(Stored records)
= = = =
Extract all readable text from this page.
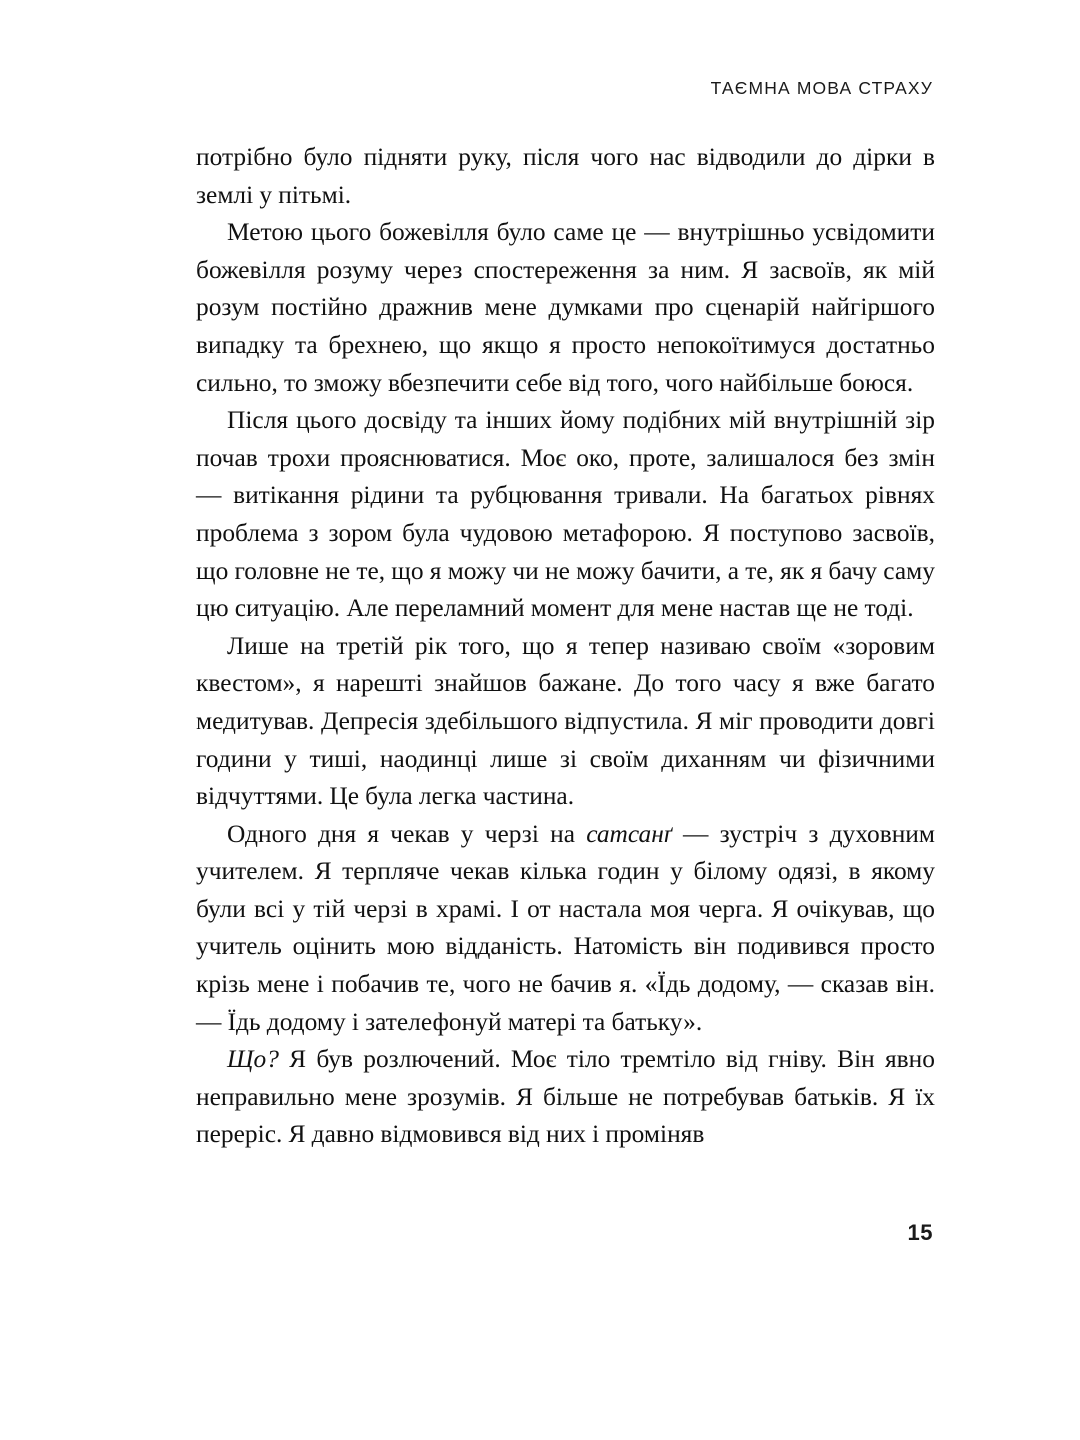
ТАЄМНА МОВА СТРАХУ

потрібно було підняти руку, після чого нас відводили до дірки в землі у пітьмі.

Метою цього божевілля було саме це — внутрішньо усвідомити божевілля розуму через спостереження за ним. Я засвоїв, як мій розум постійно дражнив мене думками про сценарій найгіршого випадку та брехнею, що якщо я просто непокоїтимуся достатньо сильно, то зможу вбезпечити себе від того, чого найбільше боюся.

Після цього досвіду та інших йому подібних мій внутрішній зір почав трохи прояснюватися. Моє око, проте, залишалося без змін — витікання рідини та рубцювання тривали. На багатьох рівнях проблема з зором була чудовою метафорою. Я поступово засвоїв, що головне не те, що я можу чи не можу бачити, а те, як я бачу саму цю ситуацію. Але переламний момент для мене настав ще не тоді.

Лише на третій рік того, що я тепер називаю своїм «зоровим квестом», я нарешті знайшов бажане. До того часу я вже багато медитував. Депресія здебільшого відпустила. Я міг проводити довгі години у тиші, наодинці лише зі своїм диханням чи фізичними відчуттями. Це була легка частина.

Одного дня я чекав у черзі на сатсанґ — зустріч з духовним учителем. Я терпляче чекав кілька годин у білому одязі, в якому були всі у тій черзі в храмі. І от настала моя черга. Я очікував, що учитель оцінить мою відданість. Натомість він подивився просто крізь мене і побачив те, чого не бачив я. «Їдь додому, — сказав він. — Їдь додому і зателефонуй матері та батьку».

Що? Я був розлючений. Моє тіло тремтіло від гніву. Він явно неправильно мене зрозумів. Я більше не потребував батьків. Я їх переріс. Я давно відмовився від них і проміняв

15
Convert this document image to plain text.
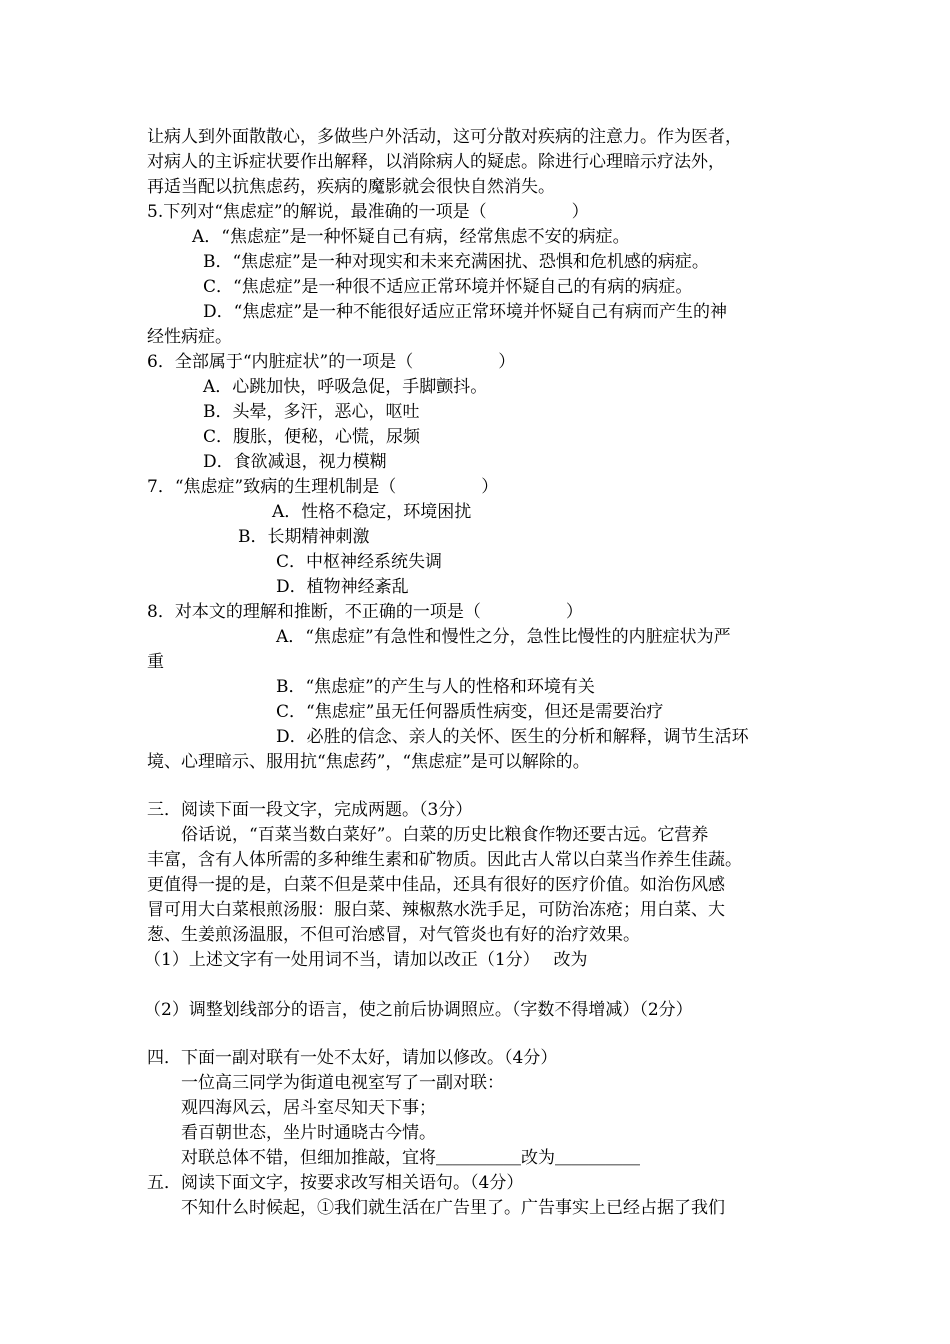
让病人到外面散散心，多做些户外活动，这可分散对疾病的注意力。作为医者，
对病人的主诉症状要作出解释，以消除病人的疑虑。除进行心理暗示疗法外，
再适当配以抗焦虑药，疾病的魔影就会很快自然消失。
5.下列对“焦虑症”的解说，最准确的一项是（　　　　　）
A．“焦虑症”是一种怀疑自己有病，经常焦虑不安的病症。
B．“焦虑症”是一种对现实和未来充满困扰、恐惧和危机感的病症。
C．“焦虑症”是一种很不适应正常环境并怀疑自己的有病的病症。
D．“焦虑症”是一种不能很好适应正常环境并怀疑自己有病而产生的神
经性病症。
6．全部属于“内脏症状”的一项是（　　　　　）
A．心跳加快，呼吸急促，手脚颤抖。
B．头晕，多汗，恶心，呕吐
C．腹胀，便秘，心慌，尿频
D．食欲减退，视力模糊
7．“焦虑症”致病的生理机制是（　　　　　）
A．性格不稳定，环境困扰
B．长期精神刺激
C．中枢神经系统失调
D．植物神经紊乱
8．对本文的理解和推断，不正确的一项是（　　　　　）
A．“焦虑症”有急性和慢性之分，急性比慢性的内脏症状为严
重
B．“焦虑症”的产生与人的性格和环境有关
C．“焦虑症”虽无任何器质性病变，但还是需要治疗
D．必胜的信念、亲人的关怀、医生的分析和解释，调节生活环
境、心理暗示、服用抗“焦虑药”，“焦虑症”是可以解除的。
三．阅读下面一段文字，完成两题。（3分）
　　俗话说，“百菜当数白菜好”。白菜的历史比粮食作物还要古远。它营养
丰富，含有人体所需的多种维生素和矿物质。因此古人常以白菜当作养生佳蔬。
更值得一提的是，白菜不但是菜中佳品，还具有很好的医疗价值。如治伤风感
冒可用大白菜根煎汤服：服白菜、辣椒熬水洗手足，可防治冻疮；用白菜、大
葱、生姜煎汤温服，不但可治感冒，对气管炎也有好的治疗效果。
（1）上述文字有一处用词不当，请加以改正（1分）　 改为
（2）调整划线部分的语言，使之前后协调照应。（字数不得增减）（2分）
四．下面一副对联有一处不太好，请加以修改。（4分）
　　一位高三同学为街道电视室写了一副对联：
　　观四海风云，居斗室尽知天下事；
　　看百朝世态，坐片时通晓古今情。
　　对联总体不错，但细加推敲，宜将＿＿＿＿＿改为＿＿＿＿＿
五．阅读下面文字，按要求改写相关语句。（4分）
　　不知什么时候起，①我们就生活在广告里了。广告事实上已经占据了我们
= = = =
__Exercise aim__: Tell how many lines in the material above include the word "this", giving the number only.

__Exercise response__: 2